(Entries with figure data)

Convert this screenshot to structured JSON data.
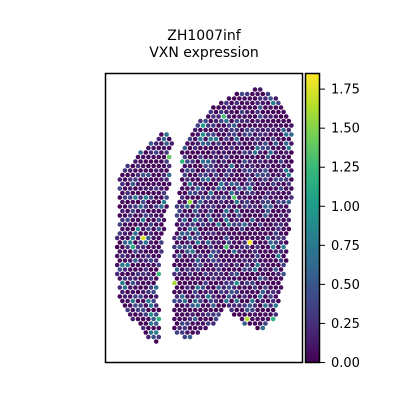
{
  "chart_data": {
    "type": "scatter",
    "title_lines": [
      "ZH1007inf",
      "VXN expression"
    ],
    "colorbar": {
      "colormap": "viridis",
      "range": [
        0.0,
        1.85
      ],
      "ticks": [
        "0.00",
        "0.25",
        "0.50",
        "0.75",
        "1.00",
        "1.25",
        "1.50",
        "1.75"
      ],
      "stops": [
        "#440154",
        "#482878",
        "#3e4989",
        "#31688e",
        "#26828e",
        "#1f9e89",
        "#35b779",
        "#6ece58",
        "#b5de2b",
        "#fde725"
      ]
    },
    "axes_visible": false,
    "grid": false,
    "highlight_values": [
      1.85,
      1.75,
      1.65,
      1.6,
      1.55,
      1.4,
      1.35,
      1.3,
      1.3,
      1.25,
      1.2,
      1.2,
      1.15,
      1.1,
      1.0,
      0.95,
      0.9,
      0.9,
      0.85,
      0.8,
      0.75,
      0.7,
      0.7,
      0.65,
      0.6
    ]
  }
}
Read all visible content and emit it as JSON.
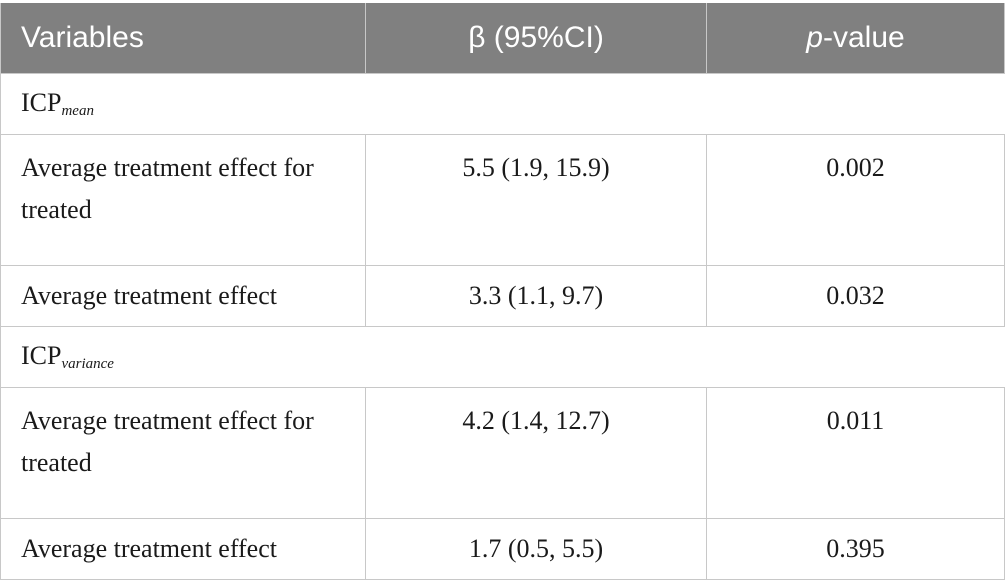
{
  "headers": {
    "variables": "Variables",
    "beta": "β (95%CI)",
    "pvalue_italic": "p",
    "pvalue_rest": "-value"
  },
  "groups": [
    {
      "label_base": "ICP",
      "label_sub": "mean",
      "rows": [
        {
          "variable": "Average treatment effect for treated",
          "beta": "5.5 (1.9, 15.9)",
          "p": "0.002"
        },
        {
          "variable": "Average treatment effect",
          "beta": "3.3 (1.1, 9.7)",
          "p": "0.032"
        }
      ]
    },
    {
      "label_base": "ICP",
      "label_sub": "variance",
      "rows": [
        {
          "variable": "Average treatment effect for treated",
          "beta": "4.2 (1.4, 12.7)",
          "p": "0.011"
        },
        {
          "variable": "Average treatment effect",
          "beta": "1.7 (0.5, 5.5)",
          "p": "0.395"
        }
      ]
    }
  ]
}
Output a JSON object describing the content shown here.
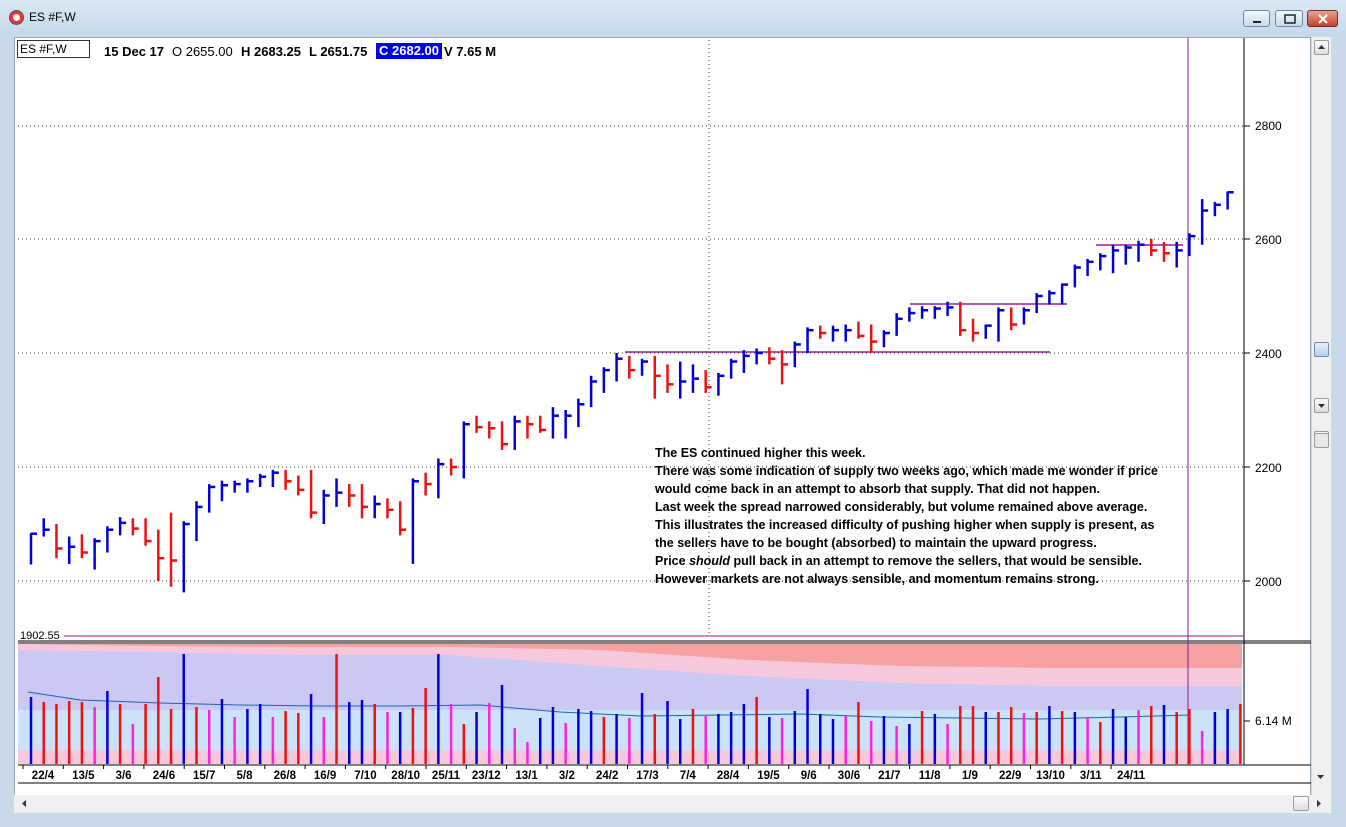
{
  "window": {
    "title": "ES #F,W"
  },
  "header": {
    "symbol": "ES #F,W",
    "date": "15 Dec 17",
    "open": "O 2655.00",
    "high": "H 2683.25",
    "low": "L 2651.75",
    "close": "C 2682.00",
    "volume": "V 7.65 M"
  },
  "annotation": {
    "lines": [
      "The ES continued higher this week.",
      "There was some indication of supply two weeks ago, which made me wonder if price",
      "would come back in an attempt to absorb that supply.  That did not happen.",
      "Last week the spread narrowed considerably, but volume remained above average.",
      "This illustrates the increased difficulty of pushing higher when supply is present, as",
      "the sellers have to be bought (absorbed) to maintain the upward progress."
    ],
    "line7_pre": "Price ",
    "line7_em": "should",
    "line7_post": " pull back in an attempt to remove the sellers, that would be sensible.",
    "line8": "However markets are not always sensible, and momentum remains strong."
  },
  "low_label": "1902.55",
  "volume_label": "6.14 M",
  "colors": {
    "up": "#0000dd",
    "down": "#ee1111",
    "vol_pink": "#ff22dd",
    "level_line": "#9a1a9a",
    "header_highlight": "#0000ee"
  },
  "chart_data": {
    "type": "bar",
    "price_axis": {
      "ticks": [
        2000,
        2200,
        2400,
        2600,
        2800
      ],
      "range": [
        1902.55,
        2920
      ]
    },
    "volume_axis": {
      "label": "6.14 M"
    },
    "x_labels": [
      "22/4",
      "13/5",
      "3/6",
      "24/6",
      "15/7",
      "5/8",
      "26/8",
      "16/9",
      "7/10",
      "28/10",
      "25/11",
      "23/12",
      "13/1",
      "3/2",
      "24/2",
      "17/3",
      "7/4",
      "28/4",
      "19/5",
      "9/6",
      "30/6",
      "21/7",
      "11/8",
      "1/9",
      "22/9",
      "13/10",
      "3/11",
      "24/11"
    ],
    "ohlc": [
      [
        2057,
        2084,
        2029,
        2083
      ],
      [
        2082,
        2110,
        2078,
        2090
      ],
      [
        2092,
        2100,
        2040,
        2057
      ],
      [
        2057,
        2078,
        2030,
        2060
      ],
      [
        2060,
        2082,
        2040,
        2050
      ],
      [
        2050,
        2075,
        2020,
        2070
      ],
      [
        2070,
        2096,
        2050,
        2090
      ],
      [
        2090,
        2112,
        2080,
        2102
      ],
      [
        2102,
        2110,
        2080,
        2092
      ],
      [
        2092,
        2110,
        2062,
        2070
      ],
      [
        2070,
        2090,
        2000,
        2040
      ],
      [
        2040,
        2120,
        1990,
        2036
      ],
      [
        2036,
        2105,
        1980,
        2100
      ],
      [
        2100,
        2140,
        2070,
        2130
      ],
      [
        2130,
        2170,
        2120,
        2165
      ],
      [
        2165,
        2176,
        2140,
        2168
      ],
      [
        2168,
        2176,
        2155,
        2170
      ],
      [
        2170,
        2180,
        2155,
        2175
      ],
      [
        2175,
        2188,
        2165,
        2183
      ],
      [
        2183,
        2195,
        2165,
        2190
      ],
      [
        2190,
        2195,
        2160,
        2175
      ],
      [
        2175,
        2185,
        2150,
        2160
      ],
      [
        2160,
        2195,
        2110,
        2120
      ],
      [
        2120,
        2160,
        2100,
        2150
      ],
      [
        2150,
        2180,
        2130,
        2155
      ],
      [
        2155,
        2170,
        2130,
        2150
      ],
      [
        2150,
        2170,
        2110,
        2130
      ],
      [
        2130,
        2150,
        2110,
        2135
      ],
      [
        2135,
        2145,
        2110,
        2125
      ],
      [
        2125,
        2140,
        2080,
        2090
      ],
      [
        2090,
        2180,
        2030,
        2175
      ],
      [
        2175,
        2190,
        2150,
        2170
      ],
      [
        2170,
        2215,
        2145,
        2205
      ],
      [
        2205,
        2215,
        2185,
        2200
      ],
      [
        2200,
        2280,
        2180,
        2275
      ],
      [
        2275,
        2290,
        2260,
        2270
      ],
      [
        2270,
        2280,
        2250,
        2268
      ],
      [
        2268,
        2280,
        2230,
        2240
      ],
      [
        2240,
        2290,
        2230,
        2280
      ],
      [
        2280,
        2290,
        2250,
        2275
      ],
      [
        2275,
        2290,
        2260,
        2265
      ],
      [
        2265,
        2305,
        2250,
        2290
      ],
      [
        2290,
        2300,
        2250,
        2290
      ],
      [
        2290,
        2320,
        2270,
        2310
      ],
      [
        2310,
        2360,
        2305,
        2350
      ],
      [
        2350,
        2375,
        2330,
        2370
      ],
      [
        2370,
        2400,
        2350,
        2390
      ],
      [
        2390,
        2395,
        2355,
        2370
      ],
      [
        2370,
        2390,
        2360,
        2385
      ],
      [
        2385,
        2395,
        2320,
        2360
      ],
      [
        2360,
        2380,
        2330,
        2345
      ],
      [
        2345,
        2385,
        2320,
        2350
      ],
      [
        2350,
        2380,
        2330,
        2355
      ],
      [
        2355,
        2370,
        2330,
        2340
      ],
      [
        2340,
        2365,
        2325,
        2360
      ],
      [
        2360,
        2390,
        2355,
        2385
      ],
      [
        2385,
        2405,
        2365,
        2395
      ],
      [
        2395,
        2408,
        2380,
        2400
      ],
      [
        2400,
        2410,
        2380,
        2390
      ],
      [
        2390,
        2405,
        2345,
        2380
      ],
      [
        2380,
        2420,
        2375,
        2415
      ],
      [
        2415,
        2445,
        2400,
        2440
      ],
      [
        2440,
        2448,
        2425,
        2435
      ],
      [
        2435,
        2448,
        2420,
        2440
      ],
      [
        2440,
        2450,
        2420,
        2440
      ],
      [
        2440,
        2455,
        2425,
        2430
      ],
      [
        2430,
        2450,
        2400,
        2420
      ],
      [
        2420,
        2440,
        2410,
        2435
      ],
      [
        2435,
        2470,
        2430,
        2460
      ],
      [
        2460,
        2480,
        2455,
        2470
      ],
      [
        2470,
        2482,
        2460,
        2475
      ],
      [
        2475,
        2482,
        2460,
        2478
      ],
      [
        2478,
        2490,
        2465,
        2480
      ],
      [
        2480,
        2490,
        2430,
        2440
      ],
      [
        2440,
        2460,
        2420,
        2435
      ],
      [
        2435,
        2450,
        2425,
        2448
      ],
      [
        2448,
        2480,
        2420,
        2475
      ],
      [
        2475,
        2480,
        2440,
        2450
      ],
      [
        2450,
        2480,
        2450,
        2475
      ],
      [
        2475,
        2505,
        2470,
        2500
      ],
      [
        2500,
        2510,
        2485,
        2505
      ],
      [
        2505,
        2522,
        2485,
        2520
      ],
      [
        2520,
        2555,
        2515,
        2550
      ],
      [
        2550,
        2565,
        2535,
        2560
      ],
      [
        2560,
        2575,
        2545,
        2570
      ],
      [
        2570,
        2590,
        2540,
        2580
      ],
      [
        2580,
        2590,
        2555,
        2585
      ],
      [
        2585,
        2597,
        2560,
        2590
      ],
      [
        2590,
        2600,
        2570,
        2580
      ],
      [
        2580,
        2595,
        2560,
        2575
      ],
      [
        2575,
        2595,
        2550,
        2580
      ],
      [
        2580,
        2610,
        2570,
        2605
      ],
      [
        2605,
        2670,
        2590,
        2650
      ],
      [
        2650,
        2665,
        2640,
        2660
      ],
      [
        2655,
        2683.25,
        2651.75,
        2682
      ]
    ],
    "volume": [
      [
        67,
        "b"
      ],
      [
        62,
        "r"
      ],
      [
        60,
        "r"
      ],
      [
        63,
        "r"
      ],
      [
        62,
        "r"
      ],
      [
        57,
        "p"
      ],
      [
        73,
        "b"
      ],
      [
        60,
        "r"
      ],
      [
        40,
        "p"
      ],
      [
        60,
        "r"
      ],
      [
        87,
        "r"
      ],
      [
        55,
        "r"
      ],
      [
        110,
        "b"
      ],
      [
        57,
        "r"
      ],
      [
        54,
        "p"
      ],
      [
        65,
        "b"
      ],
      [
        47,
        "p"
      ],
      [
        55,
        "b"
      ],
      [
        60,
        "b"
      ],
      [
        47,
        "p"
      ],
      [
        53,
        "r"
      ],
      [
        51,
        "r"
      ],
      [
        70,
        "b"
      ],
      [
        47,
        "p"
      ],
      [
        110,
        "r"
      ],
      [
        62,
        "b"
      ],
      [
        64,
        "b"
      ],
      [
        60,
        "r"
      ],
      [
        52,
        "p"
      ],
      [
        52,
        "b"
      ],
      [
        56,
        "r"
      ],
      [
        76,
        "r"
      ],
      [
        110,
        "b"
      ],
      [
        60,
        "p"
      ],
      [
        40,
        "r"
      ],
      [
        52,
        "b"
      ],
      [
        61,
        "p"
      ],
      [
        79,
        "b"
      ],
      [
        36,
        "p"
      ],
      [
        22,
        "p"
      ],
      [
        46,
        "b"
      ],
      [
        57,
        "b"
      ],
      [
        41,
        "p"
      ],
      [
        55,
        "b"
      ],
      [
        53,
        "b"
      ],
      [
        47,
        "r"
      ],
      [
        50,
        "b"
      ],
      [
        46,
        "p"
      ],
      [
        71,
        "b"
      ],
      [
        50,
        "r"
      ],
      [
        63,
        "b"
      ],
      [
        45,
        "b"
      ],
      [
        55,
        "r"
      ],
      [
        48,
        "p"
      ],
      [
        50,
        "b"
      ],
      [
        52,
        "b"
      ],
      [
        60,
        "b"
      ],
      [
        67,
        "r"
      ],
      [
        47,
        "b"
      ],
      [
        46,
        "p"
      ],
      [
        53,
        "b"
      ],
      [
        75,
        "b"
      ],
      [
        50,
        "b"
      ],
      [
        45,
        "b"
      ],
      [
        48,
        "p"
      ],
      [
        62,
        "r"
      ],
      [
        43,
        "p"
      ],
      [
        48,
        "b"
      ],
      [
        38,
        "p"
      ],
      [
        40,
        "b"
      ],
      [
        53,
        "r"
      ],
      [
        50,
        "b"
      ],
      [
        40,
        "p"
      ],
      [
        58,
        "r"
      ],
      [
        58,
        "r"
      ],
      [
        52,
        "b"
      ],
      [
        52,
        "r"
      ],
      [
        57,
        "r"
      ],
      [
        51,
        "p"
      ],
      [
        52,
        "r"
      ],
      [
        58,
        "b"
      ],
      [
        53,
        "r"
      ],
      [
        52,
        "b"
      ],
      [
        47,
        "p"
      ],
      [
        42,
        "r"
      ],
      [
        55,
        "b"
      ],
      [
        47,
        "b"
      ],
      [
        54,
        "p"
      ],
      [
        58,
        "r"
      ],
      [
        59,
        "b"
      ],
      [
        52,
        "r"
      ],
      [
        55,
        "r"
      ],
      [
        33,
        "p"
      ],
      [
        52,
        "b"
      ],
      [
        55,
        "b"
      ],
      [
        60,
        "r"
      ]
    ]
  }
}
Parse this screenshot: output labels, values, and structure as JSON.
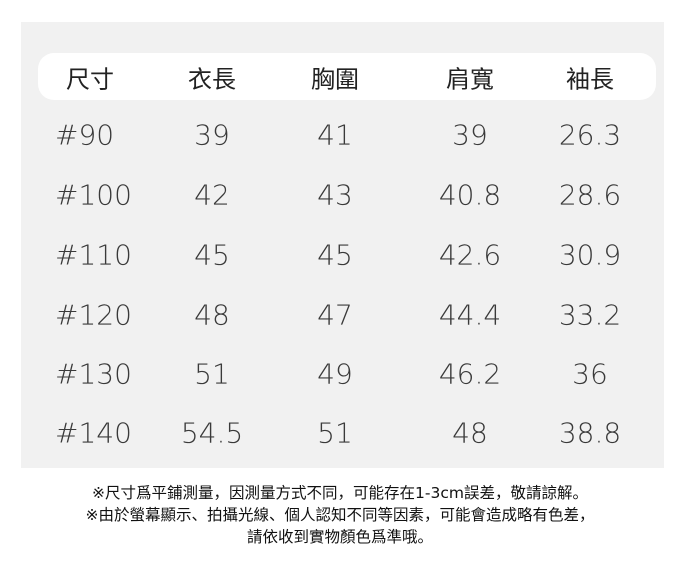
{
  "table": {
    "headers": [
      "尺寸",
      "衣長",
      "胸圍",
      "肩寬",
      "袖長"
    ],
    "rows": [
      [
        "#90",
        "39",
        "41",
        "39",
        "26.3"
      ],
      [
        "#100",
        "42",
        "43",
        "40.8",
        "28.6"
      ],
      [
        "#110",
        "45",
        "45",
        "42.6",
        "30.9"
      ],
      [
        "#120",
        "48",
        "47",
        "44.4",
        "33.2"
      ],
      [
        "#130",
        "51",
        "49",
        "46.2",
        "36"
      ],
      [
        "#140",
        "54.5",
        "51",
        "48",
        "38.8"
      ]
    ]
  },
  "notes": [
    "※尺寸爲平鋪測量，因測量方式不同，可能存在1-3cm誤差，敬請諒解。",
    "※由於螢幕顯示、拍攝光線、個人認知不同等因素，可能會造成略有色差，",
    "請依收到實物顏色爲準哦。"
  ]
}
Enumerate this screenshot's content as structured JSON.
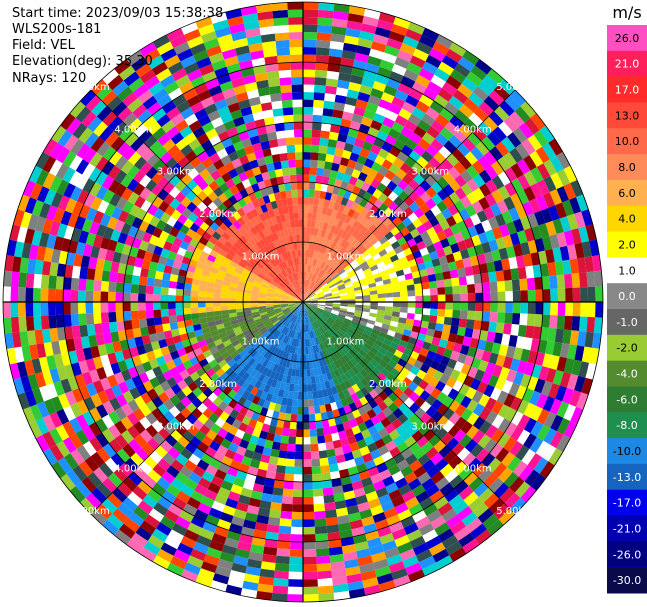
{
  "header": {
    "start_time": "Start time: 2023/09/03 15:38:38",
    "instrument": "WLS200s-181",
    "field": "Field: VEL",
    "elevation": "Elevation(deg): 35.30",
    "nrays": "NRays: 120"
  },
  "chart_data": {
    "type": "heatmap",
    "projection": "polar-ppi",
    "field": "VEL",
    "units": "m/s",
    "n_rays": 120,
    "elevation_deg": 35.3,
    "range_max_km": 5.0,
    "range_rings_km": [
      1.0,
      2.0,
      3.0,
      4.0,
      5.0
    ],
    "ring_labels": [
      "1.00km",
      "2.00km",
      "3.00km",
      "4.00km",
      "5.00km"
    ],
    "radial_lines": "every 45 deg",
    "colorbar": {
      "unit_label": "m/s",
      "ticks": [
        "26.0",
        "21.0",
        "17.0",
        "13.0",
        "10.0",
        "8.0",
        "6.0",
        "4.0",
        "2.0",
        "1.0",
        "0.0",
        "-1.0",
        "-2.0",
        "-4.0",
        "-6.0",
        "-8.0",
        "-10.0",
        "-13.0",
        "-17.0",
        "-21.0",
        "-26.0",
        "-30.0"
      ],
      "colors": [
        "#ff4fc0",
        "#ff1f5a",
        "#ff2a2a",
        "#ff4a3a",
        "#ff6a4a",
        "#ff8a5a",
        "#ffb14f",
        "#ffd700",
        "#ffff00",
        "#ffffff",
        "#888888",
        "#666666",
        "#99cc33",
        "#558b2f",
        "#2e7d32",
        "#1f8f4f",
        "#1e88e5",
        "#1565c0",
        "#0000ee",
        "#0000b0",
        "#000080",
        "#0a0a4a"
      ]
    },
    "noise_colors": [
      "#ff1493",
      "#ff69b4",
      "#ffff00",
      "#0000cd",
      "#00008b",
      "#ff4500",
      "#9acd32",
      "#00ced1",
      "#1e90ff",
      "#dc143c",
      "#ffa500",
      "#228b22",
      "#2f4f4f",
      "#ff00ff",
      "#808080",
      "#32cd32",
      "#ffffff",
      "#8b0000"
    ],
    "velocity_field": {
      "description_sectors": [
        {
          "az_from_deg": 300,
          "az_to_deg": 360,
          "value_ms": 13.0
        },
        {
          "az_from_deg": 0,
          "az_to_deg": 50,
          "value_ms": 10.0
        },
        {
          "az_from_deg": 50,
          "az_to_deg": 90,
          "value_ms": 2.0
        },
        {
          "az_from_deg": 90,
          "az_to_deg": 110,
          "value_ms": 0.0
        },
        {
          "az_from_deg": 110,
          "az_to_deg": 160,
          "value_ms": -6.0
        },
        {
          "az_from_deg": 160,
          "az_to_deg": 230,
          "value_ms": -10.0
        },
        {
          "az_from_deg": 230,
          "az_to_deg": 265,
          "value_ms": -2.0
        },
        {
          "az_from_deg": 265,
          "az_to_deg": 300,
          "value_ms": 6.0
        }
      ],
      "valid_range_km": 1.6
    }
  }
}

■ Job: Copy every line in the entries above that has the string "would" in it.

■ Final answer:
      "would come back in an attempt to absorb that supply.  That did not happen.",
    "line7_post": " pull back in an attempt to remove the sellers, that would be sensible.",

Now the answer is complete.